Saved entries:
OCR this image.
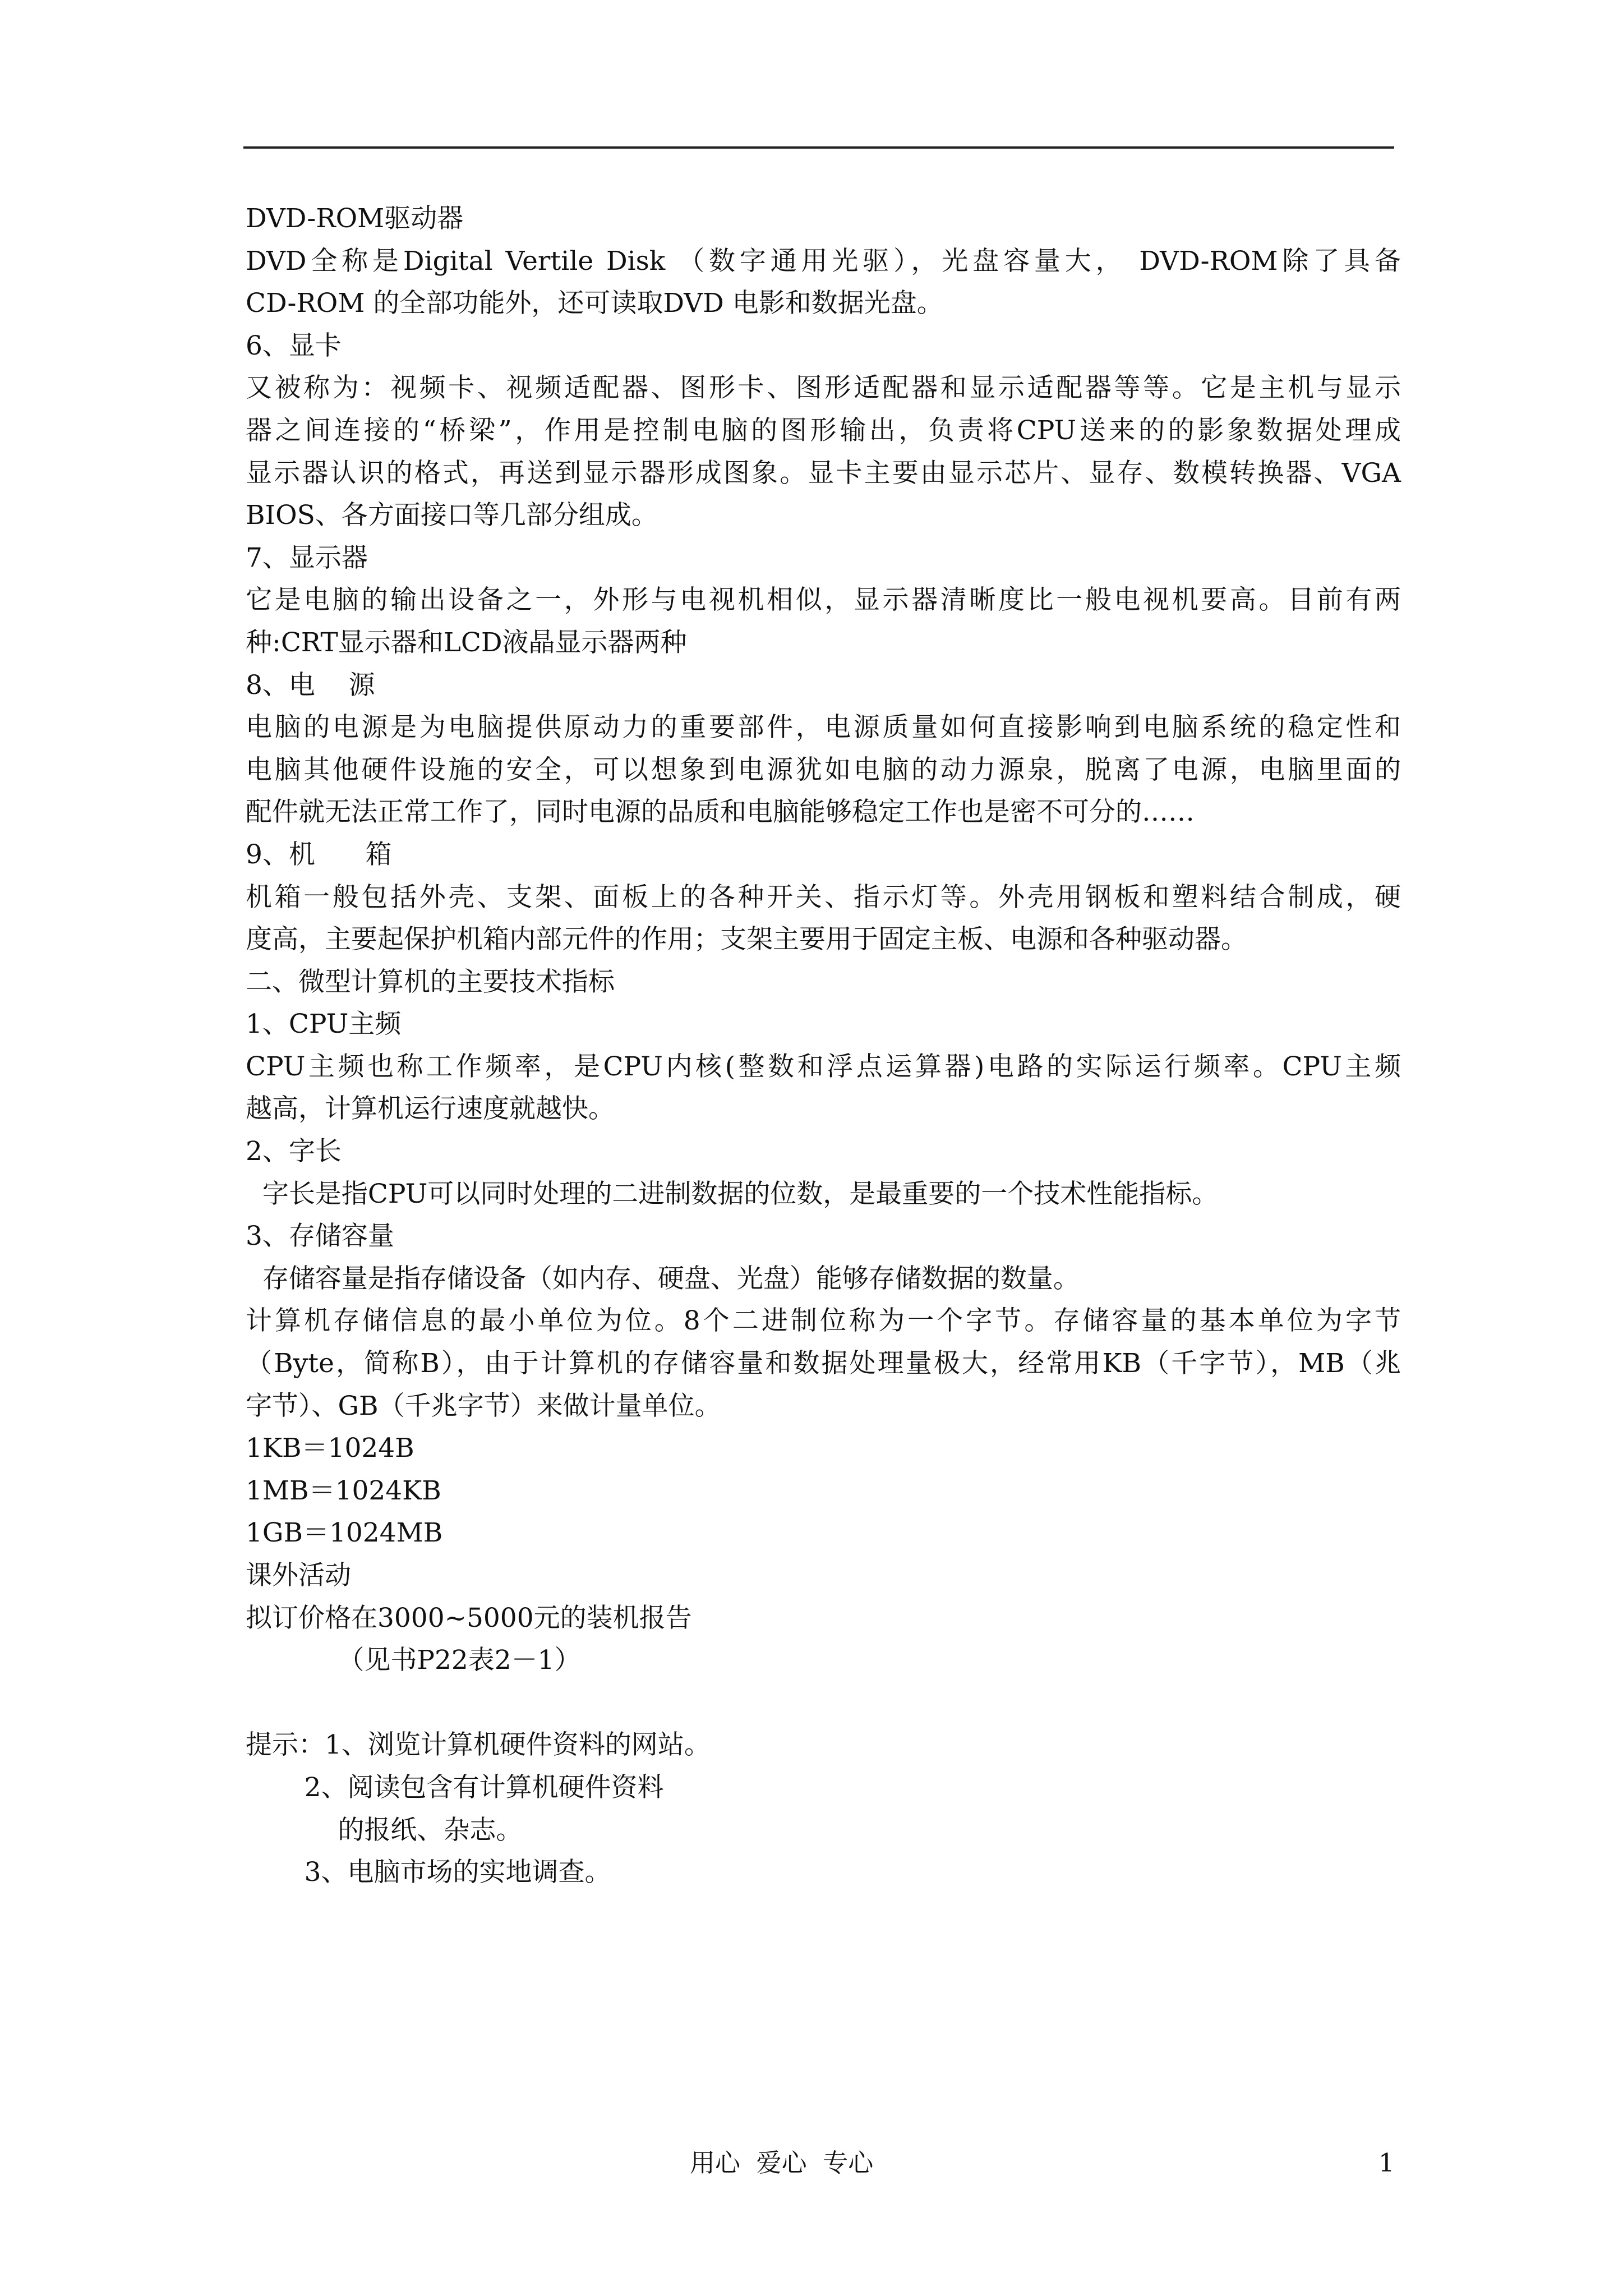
DVD-ROM驱动器
DVD全称是Digital Vertile Disk （数字通用光驱），光盘容量大， DVD-ROM除了具备
CD-ROM 的全部功能外，还可读取DVD 电影和数据光盘。
6、显卡
又被称为：视频卡、视频适配器、图形卡、图形适配器和显示适配器等等。它是主机与显示
器之间连接的“桥梁”，作用是控制电脑的图形输出，负责将CPU送来的的影象数据处理成
显示器认识的格式，再送到显示器形成图象。显卡主要由显示芯片、显存、数模转换器、VGA
BIOS、各方面接口等几部分组成。
7、显示器
它是电脑的输出设备之一，外形与电视机相似，显示器清晰度比一般电视机要高。目前有两
种:CRT显示器和LCD液晶显示器两种
8、电    源
电脑的电源是为电脑提供原动力的重要部件，电源质量如何直接影响到电脑系统的稳定性和
电脑其他硬件设施的安全，可以想象到电源犹如电脑的动力源泉，脱离了电源，电脑里面的
配件就无法正常工作了，同时电源的品质和电脑能够稳定工作也是密不可分的……
9、机      箱
机箱一般包括外壳、支架、面板上的各种开关、指示灯等。外壳用钢板和塑料结合制成，硬
度高，主要起保护机箱内部元件的作用；支架主要用于固定主板、电源和各种驱动器。
二、微型计算机的主要技术指标
1、CPU主频
CPU主频也称工作频率，是CPU内核(整数和浮点运算器)电路的实际运行频率。CPU主频
越高，计算机运行速度就越快。
2、字长
字长是指CPU可以同时处理的二进制数据的位数，是最重要的一个技术性能指标。
3、存储容量
存储容量是指存储设备（如内存、硬盘、光盘）能够存储数据的数量。
计算机存储信息的最小单位为位。8个二进制位称为一个字节。存储容量的基本单位为字节
（Byte，简称B），由于计算机的存储容量和数据处理量极大，经常用KB（千字节），MB（兆
字节）、GB（千兆字节）来做计量单位。
1KB＝1024B
1MB＝1024KB
1GB＝1024MB
课外活动
拟订价格在3000~5000元的装机报告
（见书P22表2－1）
提示：1、浏览计算机硬件资料的网站。
2、阅读包含有计算机硬件资料
的报纸、杂志。
3、电脑市场的实地调查。
用心  爱心  专心	1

GIVEN TASK:
Every line of the material is to be quoted exactly, with no pictures carried over.

RESPONSE:
OCR this image.
DVD-ROM驱动器
DVD全称是Digital Vertile Disk （数字通用光驱），光盘容量大， DVD-ROM除了具备
CD-ROM 的全部功能外，还可读取DVD 电影和数据光盘。
6、显卡
又被称为：视频卡、视频适配器、图形卡、图形适配器和显示适配器等等。它是主机与显示
器之间连接的“桥梁”，作用是控制电脑的图形输出，负责将CPU送来的的影象数据处理成
显示器认识的格式，再送到显示器形成图象。显卡主要由显示芯片、显存、数模转换器、VGA
BIOS、各方面接口等几部分组成。
7、显示器
它是电脑的输出设备之一，外形与电视机相似，显示器清晰度比一般电视机要高。目前有两
种:CRT显示器和LCD液晶显示器两种
8、电    源
电脑的电源是为电脑提供原动力的重要部件，电源质量如何直接影响到电脑系统的稳定性和
电脑其他硬件设施的安全，可以想象到电源犹如电脑的动力源泉，脱离了电源，电脑里面的
配件就无法正常工作了，同时电源的品质和电脑能够稳定工作也是密不可分的……
9、机      箱
机箱一般包括外壳、支架、面板上的各种开关、指示灯等。外壳用钢板和塑料结合制成，硬
度高，主要起保护机箱内部元件的作用；支架主要用于固定主板、电源和各种驱动器。
二、微型计算机的主要技术指标
1、CPU主频
CPU主频也称工作频率，是CPU内核(整数和浮点运算器)电路的实际运行频率。CPU主频
越高，计算机运行速度就越快。
2、字长
字长是指CPU可以同时处理的二进制数据的位数，是最重要的一个技术性能指标。
3、存储容量
存储容量是指存储设备（如内存、硬盘、光盘）能够存储数据的数量。
计算机存储信息的最小单位为位。8个二进制位称为一个字节。存储容量的基本单位为字节
（Byte，简称B），由于计算机的存储容量和数据处理量极大，经常用KB（千字节），MB（兆
字节）、GB（千兆字节）来做计量单位。
1KB＝1024B
1MB＝1024KB
1GB＝1024MB
课外活动
拟订价格在3000~5000元的装机报告
（见书P22表2－1）
提示：1、浏览计算机硬件资料的网站。
2、阅读包含有计算机硬件资料
的报纸、杂志。
3、电脑市场的实地调查。
用心  爱心  专心	1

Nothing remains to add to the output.